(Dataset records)
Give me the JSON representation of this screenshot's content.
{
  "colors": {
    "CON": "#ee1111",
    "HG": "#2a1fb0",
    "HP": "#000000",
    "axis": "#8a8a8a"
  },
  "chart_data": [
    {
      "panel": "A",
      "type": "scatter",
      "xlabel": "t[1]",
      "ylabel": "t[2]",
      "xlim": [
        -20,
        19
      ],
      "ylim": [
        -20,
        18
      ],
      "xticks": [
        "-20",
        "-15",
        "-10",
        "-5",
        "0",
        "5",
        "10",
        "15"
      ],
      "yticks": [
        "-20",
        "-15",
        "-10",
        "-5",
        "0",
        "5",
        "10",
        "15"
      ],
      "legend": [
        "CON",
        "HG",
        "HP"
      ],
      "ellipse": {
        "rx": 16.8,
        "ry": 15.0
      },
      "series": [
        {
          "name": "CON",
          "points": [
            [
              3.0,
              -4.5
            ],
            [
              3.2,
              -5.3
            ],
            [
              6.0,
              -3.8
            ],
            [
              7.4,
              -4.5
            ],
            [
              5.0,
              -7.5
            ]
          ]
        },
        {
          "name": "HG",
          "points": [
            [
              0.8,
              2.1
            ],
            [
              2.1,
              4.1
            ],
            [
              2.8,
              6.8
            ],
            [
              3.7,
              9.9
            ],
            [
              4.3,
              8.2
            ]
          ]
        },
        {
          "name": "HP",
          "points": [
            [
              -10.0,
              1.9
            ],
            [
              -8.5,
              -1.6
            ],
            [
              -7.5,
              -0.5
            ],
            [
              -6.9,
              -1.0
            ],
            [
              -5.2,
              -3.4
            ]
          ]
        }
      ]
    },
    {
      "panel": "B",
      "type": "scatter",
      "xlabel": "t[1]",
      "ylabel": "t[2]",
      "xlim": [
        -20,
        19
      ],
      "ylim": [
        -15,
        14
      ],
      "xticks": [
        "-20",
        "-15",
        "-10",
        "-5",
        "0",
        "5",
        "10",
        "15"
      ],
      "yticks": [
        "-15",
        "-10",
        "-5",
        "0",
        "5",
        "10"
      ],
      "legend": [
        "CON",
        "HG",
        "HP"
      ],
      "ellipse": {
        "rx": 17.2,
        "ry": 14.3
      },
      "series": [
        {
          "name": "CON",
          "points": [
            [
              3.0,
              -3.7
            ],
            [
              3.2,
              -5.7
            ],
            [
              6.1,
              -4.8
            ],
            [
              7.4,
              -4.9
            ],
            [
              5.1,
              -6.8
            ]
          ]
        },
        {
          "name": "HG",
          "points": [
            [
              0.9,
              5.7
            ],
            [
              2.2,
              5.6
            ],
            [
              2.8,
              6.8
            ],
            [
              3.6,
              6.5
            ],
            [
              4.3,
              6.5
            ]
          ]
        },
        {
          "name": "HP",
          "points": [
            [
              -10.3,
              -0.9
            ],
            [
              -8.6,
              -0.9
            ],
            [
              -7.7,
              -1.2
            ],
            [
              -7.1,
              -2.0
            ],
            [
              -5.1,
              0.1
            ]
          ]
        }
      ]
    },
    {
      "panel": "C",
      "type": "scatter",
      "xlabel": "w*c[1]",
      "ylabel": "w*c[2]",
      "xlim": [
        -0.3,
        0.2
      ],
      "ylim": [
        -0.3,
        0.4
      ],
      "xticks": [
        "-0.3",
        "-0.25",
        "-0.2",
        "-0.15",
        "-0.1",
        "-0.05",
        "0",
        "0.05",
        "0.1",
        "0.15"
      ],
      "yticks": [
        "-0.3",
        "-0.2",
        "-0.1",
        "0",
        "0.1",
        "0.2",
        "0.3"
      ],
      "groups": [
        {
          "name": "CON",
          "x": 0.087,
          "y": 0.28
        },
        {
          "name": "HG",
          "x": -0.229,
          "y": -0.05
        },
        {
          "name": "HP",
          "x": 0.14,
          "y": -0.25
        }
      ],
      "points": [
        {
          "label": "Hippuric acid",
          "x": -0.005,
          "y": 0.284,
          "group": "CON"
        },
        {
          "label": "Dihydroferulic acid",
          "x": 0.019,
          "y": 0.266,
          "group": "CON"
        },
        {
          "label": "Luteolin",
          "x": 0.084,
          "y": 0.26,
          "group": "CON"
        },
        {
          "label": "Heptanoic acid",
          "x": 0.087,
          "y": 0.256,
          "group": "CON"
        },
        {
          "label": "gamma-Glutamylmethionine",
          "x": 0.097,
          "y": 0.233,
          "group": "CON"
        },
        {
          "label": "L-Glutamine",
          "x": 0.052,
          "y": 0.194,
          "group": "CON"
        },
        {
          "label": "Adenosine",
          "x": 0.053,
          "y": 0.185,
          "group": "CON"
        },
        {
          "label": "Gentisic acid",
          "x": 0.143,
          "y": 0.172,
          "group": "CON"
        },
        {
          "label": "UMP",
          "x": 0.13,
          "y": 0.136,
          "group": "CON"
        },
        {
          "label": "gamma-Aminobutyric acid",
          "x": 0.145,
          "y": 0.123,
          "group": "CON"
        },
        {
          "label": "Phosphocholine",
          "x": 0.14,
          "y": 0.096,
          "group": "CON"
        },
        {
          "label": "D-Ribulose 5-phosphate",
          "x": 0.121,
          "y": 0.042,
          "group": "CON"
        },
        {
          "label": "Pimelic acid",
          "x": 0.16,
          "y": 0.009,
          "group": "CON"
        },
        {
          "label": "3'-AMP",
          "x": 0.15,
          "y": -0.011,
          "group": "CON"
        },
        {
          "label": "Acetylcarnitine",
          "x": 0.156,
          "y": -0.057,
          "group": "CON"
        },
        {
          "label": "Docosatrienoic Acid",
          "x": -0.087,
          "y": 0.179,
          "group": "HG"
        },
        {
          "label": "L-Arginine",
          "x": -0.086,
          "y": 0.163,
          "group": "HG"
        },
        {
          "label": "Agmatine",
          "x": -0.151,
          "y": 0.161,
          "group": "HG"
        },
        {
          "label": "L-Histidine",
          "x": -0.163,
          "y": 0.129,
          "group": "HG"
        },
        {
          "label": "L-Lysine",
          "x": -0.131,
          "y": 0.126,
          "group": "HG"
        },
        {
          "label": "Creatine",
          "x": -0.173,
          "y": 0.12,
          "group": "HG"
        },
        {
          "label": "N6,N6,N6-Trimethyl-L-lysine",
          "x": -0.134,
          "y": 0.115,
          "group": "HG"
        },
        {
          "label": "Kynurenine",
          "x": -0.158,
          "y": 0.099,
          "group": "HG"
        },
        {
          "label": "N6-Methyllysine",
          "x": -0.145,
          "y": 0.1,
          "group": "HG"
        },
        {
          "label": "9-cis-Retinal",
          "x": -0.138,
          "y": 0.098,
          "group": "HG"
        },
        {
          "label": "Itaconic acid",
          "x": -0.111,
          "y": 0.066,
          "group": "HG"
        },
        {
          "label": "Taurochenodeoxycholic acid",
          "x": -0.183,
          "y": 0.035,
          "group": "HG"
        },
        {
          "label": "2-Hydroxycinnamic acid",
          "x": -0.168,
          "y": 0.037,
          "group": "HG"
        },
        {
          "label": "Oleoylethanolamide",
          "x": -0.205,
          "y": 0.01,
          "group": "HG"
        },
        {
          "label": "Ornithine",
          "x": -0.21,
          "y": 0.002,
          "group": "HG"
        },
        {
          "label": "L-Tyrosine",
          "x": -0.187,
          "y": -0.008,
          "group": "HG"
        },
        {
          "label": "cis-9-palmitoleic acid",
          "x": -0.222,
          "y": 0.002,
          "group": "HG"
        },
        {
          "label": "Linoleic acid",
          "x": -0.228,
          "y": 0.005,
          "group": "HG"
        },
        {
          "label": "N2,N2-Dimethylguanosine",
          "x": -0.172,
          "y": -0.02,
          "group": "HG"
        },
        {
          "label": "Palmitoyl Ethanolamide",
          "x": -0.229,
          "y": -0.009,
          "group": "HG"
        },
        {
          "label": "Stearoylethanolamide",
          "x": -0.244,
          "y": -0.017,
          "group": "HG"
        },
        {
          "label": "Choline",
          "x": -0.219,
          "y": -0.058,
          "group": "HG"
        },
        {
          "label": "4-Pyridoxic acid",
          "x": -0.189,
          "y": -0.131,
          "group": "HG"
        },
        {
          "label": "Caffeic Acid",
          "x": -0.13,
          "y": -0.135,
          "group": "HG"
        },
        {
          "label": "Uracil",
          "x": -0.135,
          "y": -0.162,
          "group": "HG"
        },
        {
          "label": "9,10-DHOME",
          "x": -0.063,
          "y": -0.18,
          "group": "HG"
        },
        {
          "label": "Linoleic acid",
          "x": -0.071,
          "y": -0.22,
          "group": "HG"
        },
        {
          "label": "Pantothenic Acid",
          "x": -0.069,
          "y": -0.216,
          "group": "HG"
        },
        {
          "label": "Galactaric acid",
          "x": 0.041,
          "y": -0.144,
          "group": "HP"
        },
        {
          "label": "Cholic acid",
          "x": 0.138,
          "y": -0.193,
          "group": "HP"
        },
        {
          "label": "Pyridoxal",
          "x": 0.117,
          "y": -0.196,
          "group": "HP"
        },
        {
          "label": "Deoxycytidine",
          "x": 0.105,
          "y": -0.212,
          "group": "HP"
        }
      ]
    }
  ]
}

**WHAT IS NEEDED:** Locate all lines in the listing above with the word "gamma". Copy them.

**EXERCISE ANSWER:**
          "label": "gamma-Glutamylmethionine",
          "label": "gamma-Aminobutyric acid",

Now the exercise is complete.